-- start Available data --
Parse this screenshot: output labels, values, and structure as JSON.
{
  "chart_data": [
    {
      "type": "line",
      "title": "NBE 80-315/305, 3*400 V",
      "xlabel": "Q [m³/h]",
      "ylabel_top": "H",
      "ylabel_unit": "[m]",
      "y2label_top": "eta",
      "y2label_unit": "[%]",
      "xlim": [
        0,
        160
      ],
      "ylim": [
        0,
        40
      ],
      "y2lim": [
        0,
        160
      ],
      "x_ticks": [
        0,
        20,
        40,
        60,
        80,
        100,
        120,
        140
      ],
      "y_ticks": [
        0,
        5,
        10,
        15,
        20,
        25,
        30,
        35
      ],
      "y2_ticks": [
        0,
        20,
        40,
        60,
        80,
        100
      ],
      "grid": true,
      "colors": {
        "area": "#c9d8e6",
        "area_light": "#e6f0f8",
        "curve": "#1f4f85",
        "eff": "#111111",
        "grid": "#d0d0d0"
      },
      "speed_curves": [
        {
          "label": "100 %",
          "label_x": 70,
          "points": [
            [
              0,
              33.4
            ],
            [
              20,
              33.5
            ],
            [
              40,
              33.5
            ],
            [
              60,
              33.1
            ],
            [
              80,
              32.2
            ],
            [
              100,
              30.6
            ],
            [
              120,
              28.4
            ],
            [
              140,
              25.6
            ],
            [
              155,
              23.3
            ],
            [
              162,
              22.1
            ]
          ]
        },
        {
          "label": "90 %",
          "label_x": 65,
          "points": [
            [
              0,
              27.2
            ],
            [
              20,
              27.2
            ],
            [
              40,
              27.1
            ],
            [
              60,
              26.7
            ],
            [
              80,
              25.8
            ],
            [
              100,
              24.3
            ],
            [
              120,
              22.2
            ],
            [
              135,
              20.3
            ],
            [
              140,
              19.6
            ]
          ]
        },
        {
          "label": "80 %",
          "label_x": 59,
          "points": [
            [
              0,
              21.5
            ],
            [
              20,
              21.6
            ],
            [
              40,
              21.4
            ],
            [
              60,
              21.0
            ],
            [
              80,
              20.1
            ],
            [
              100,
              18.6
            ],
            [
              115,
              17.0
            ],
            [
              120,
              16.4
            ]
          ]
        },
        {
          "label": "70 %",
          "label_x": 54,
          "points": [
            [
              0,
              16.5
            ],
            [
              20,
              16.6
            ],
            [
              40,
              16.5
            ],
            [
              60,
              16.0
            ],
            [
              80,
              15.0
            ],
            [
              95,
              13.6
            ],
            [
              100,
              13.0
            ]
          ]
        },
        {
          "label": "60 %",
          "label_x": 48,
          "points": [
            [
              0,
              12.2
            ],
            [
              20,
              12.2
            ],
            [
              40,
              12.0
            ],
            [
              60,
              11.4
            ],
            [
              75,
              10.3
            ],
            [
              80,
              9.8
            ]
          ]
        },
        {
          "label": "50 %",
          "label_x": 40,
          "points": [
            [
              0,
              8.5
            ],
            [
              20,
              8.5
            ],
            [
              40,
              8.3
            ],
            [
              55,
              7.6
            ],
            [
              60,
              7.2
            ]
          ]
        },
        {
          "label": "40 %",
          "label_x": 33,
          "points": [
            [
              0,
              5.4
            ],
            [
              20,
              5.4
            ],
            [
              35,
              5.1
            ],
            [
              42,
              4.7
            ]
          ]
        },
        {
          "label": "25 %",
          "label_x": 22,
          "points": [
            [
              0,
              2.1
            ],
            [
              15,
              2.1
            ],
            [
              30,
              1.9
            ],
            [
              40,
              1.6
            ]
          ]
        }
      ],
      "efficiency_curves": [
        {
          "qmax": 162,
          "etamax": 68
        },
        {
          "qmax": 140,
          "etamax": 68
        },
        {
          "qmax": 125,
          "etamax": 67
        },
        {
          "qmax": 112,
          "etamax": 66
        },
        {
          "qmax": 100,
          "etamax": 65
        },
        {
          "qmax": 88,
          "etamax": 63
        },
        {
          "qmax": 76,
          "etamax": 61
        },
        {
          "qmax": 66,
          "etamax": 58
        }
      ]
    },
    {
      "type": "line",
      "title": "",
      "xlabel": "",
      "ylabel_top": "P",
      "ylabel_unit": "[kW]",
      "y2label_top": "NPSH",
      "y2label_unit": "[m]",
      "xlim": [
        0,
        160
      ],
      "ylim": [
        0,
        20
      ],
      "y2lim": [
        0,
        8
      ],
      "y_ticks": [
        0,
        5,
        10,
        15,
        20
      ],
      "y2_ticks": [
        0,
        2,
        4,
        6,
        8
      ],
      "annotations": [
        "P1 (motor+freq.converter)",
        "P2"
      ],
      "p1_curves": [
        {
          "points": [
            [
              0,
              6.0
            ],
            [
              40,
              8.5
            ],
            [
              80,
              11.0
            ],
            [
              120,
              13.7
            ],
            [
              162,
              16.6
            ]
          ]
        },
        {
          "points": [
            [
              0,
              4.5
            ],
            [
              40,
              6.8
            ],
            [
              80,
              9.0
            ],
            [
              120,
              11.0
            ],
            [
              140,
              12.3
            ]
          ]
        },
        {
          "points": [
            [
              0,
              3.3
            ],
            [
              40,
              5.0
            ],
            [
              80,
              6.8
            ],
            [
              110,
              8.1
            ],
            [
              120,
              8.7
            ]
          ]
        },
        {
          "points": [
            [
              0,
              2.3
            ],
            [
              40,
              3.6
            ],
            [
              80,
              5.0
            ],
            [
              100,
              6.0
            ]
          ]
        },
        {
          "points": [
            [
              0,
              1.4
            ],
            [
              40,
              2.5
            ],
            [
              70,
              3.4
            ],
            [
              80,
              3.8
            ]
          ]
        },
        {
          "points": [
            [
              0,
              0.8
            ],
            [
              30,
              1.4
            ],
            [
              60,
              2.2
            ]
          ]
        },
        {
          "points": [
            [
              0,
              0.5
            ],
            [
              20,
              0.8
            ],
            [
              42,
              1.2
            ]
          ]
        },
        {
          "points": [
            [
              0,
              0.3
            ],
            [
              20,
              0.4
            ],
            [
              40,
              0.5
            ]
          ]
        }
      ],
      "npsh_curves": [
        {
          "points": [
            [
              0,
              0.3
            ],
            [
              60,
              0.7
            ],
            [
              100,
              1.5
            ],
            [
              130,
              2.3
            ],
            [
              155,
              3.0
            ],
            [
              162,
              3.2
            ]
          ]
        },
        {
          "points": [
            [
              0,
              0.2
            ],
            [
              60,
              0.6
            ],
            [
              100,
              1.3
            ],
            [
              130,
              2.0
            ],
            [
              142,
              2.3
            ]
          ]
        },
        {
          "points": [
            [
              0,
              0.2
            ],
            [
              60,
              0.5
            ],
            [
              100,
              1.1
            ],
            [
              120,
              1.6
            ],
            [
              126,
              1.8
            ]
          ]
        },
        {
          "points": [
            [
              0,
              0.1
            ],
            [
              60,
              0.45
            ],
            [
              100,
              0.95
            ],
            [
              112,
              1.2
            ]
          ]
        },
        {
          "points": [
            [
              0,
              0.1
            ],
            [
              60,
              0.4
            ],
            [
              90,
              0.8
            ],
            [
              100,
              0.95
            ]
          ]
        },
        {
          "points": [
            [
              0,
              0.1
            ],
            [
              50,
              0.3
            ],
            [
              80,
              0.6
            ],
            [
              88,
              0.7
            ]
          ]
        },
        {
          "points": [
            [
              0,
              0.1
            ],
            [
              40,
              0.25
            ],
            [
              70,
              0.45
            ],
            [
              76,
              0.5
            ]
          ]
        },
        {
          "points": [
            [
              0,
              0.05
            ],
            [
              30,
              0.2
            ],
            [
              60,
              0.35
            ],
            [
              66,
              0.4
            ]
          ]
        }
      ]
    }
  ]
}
-- end Available data --
* **Your objective**
Your task is to return the full listing exactly as it was given.

* **Answer to the task**
Parse this screenshot: output labels, values, and structure as JSON.
{
  "chart_data": [
    {
      "type": "line",
      "title": "NBE 80-315/305, 3*400 V",
      "xlabel": "Q [m³/h]",
      "ylabel_top": "H",
      "ylabel_unit": "[m]",
      "y2label_top": "eta",
      "y2label_unit": "[%]",
      "xlim": [
        0,
        160
      ],
      "ylim": [
        0,
        40
      ],
      "y2lim": [
        0,
        160
      ],
      "x_ticks": [
        0,
        20,
        40,
        60,
        80,
        100,
        120,
        140
      ],
      "y_ticks": [
        0,
        5,
        10,
        15,
        20,
        25,
        30,
        35
      ],
      "y2_ticks": [
        0,
        20,
        40,
        60,
        80,
        100
      ],
      "grid": true,
      "colors": {
        "area": "#c9d8e6",
        "area_light": "#e6f0f8",
        "curve": "#1f4f85",
        "eff": "#111111",
        "grid": "#d0d0d0"
      },
      "speed_curves": [
        {
          "label": "100 %",
          "label_x": 70,
          "points": [
            [
              0,
              33.4
            ],
            [
              20,
              33.5
            ],
            [
              40,
              33.5
            ],
            [
              60,
              33.1
            ],
            [
              80,
              32.2
            ],
            [
              100,
              30.6
            ],
            [
              120,
              28.4
            ],
            [
              140,
              25.6
            ],
            [
              155,
              23.3
            ],
            [
              162,
              22.1
            ]
          ]
        },
        {
          "label": "90 %",
          "label_x": 65,
          "points": [
            [
              0,
              27.2
            ],
            [
              20,
              27.2
            ],
            [
              40,
              27.1
            ],
            [
              60,
              26.7
            ],
            [
              80,
              25.8
            ],
            [
              100,
              24.3
            ],
            [
              120,
              22.2
            ],
            [
              135,
              20.3
            ],
            [
              140,
              19.6
            ]
          ]
        },
        {
          "label": "80 %",
          "label_x": 59,
          "points": [
            [
              0,
              21.5
            ],
            [
              20,
              21.6
            ],
            [
              40,
              21.4
            ],
            [
              60,
              21.0
            ],
            [
              80,
              20.1
            ],
            [
              100,
              18.6
            ],
            [
              115,
              17.0
            ],
            [
              120,
              16.4
            ]
          ]
        },
        {
          "label": "70 %",
          "label_x": 54,
          "points": [
            [
              0,
              16.5
            ],
            [
              20,
              16.6
            ],
            [
              40,
              16.5
            ],
            [
              60,
              16.0
            ],
            [
              80,
              15.0
            ],
            [
              95,
              13.6
            ],
            [
              100,
              13.0
            ]
          ]
        },
        {
          "label": "60 %",
          "label_x": 48,
          "points": [
            [
              0,
              12.2
            ],
            [
              20,
              12.2
            ],
            [
              40,
              12.0
            ],
            [
              60,
              11.4
            ],
            [
              75,
              10.3
            ],
            [
              80,
              9.8
            ]
          ]
        },
        {
          "label": "50 %",
          "label_x": 40,
          "points": [
            [
              0,
              8.5
            ],
            [
              20,
              8.5
            ],
            [
              40,
              8.3
            ],
            [
              55,
              7.6
            ],
            [
              60,
              7.2
            ]
          ]
        },
        {
          "label": "40 %",
          "label_x": 33,
          "points": [
            [
              0,
              5.4
            ],
            [
              20,
              5.4
            ],
            [
              35,
              5.1
            ],
            [
              42,
              4.7
            ]
          ]
        },
        {
          "label": "25 %",
          "label_x": 22,
          "points": [
            [
              0,
              2.1
            ],
            [
              15,
              2.1
            ],
            [
              30,
              1.9
            ],
            [
              40,
              1.6
            ]
          ]
        }
      ],
      "efficiency_curves": [
        {
          "qmax": 162,
          "etamax": 68
        },
        {
          "qmax": 140,
          "etamax": 68
        },
        {
          "qmax": 125,
          "etamax": 67
        },
        {
          "qmax": 112,
          "etamax": 66
        },
        {
          "qmax": 100,
          "etamax": 65
        },
        {
          "qmax": 88,
          "etamax": 63
        },
        {
          "qmax": 76,
          "etamax": 61
        },
        {
          "qmax": 66,
          "etamax": 58
        }
      ]
    },
    {
      "type": "line",
      "title": "",
      "xlabel": "",
      "ylabel_top": "P",
      "ylabel_unit": "[kW]",
      "y2label_top": "NPSH",
      "y2label_unit": "[m]",
      "xlim": [
        0,
        160
      ],
      "ylim": [
        0,
        20
      ],
      "y2lim": [
        0,
        8
      ],
      "y_ticks": [
        0,
        5,
        10,
        15,
        20
      ],
      "y2_ticks": [
        0,
        2,
        4,
        6,
        8
      ],
      "annotations": [
        "P1 (motor+freq.converter)",
        "P2"
      ],
      "p1_curves": [
        {
          "points": [
            [
              0,
              6.0
            ],
            [
              40,
              8.5
            ],
            [
              80,
              11.0
            ],
            [
              120,
              13.7
            ],
            [
              162,
              16.6
            ]
          ]
        },
        {
          "points": [
            [
              0,
              4.5
            ],
            [
              40,
              6.8
            ],
            [
              80,
              9.0
            ],
            [
              120,
              11.0
            ],
            [
              140,
              12.3
            ]
          ]
        },
        {
          "points": [
            [
              0,
              3.3
            ],
            [
              40,
              5.0
            ],
            [
              80,
              6.8
            ],
            [
              110,
              8.1
            ],
            [
              120,
              8.7
            ]
          ]
        },
        {
          "points": [
            [
              0,
              2.3
            ],
            [
              40,
              3.6
            ],
            [
              80,
              5.0
            ],
            [
              100,
              6.0
            ]
          ]
        },
        {
          "points": [
            [
              0,
              1.4
            ],
            [
              40,
              2.5
            ],
            [
              70,
              3.4
            ],
            [
              80,
              3.8
            ]
          ]
        },
        {
          "points": [
            [
              0,
              0.8
            ],
            [
              30,
              1.4
            ],
            [
              60,
              2.2
            ]
          ]
        },
        {
          "points": [
            [
              0,
              0.5
            ],
            [
              20,
              0.8
            ],
            [
              42,
              1.2
            ]
          ]
        },
        {
          "points": [
            [
              0,
              0.3
            ],
            [
              20,
              0.4
            ],
            [
              40,
              0.5
            ]
          ]
        }
      ],
      "npsh_curves": [
        {
          "points": [
            [
              0,
              0.3
            ],
            [
              60,
              0.7
            ],
            [
              100,
              1.5
            ],
            [
              130,
              2.3
            ],
            [
              155,
              3.0
            ],
            [
              162,
              3.2
            ]
          ]
        },
        {
          "points": [
            [
              0,
              0.2
            ],
            [
              60,
              0.6
            ],
            [
              100,
              1.3
            ],
            [
              130,
              2.0
            ],
            [
              142,
              2.3
            ]
          ]
        },
        {
          "points": [
            [
              0,
              0.2
            ],
            [
              60,
              0.5
            ],
            [
              100,
              1.1
            ],
            [
              120,
              1.6
            ],
            [
              126,
              1.8
            ]
          ]
        },
        {
          "points": [
            [
              0,
              0.1
            ],
            [
              60,
              0.45
            ],
            [
              100,
              0.95
            ],
            [
              112,
              1.2
            ]
          ]
        },
        {
          "points": [
            [
              0,
              0.1
            ],
            [
              60,
              0.4
            ],
            [
              90,
              0.8
            ],
            [
              100,
              0.95
            ]
          ]
        },
        {
          "points": [
            [
              0,
              0.1
            ],
            [
              50,
              0.3
            ],
            [
              80,
              0.6
            ],
            [
              88,
              0.7
            ]
          ]
        },
        {
          "points": [
            [
              0,
              0.1
            ],
            [
              40,
              0.25
            ],
            [
              70,
              0.45
            ],
            [
              76,
              0.5
            ]
          ]
        },
        {
          "points": [
            [
              0,
              0.05
            ],
            [
              30,
              0.2
            ],
            [
              60,
              0.35
            ],
            [
              66,
              0.4
            ]
          ]
        }
      ]
    }
  ]
}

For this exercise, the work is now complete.